Member of the Consejo Legislativo del estado Aragua [es]
- In office 2004–2008

Personal details
- Born: 17 January 1976 Maracay, Republic of Venezuela
- Died: 19 April 2021 (aged 45)
- Political party: PSUV

= Pedro Bastidas =

Venezuelan politician (1976–2021)

Pedro Bastidas (17 January 1976 – 19 April 2021) was a Venezuelan politician. A member of the United Socialist Party of Venezuela, he served as Mayor of the Girardot Municipality from 2008 to 2021 and was on the Consejo Legislativo del estado Aragua from 2004 to 2008. He also worked as an agricultural technician and held a degree in market research. He died of COVID-19 on 19 April 2021, at the age of 45.
==Career==
In the 2008 Venezuelan regional elections, he was elected Mayor of the Girardot Municipality over Justice First candidate Richard Mardo by just 151 votes. He took office on 1 December 2008. In 2009, he created the state-owned enterprise "Fábrica de Sueños", which provided toys for poor children in the region. In 2010, he provided universal Wi-Fi to the municipality at eight different locations across Maracay. That same year, he founded Radio Girardot 96.1 FM, on which he hosted his personal radio show, Conversando y Construyendo con Pedro Bastidas. He also created a recording studio to feature local and national talent in Venezuela.

In 2011, Bastidas' office helped form the union Plástico-Productiva Socialista, which produced water tanks, traffic cones, garbage cans, and several other plastic products. As part of his policy for renewal and urban planning, he approved the construction of markets for informal traders in Maracay. He also helped ease traffic in areas of high congestion with squares, walkways, and courtyards. An asphalt plant was also created in Girardot, built to ease the difficulty of obtaining asphalt through the private sector. The Girardot Municipality's Mayoral Office has overseen the plant since December 2013.

In the 2013 elections, Bastidas was re-elected as Mayor of Girardot Municipality with 51.53% of the votes, aided by support from the Great Patriotic Pole. He was sworn in on 13 December 2013. In his second term, he was heavily focused on urban development and planning.

*WORK ITEM:* Copy the portion of the passage on Pedro Bastidas that runs from "Personal details" up to and including "Venezuelan politician (1976–2021)". Rely only on the passage on Pedro Bastidas.

*DATA RECORDS:*

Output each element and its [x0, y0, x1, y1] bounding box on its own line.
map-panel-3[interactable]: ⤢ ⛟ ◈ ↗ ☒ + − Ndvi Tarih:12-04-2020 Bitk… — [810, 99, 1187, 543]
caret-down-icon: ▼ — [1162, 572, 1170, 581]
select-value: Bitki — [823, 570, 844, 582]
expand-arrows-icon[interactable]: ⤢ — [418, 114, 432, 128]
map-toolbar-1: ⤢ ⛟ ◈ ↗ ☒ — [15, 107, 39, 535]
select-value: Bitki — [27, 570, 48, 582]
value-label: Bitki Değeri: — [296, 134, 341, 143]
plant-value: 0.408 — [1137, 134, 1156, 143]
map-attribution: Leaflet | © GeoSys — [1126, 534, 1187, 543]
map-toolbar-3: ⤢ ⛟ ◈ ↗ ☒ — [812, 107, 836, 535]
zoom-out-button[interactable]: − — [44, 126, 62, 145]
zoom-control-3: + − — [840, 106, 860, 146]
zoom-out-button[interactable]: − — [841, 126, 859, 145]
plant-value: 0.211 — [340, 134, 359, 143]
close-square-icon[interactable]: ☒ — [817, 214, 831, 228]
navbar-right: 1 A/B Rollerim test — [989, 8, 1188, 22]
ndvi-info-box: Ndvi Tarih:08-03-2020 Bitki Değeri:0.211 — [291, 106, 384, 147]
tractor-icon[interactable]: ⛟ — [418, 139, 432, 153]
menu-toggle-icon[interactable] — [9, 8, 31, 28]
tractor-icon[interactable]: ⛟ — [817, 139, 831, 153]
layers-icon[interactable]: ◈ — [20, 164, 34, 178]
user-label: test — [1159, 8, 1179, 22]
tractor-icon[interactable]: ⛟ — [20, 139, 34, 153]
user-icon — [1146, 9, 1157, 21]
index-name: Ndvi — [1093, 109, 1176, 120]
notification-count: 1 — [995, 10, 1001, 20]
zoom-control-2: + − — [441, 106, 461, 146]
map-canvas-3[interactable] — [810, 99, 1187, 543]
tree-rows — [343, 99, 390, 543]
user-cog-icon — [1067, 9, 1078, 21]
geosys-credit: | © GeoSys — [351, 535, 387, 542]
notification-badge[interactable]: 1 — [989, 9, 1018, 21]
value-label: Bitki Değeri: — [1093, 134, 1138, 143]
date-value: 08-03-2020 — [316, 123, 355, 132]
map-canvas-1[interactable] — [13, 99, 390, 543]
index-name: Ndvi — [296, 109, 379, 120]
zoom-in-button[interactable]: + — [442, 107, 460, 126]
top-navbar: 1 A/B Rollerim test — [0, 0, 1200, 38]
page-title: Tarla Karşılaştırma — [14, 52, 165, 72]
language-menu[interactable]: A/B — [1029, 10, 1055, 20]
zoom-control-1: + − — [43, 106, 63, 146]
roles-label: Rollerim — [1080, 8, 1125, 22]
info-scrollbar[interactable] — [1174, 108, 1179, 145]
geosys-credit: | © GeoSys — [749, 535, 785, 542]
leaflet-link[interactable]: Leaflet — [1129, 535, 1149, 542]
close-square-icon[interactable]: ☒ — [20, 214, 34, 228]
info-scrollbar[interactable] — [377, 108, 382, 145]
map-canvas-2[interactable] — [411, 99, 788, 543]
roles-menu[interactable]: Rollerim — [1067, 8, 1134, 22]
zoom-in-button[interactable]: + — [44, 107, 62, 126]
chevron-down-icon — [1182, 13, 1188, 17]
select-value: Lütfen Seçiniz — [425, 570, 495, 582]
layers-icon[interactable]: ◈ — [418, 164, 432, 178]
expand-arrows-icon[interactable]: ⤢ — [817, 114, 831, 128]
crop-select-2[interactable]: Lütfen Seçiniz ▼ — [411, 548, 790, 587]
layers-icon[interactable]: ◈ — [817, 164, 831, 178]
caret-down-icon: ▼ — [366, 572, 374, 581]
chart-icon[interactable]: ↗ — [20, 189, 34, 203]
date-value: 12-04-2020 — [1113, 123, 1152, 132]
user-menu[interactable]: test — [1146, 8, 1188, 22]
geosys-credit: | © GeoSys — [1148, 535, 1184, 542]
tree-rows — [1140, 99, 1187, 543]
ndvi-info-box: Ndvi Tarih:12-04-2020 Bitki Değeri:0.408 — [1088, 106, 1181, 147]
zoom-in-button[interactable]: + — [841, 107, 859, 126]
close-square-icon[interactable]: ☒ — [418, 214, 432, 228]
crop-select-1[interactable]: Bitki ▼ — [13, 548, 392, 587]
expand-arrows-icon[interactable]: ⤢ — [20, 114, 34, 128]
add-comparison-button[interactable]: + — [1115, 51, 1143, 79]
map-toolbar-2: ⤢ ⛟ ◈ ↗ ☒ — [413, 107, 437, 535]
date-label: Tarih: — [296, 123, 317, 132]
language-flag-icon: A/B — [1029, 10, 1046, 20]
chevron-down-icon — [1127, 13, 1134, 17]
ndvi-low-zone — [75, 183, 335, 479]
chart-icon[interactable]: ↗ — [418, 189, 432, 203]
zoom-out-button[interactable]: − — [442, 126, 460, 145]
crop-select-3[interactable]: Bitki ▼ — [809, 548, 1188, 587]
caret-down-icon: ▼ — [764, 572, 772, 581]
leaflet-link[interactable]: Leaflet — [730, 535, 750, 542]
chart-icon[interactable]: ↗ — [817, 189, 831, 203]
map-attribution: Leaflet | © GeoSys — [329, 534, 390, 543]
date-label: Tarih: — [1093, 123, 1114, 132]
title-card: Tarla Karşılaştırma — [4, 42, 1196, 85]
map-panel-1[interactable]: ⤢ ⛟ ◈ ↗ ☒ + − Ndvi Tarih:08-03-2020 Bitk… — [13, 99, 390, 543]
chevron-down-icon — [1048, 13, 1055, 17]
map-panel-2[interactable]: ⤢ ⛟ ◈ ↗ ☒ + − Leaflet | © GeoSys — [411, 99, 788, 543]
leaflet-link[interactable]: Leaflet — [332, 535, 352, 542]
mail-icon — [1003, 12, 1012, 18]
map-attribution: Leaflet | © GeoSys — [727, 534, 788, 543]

*EXERCISE ANSWER:*
Personal details
- Born: 17 January 1976 Maracay, Republic of Venezuela
- Died: 19 April 2021 (aged 45)
- Political party: PSUV

= Pedro Bastidas =

Venezuelan politician (1976–2021)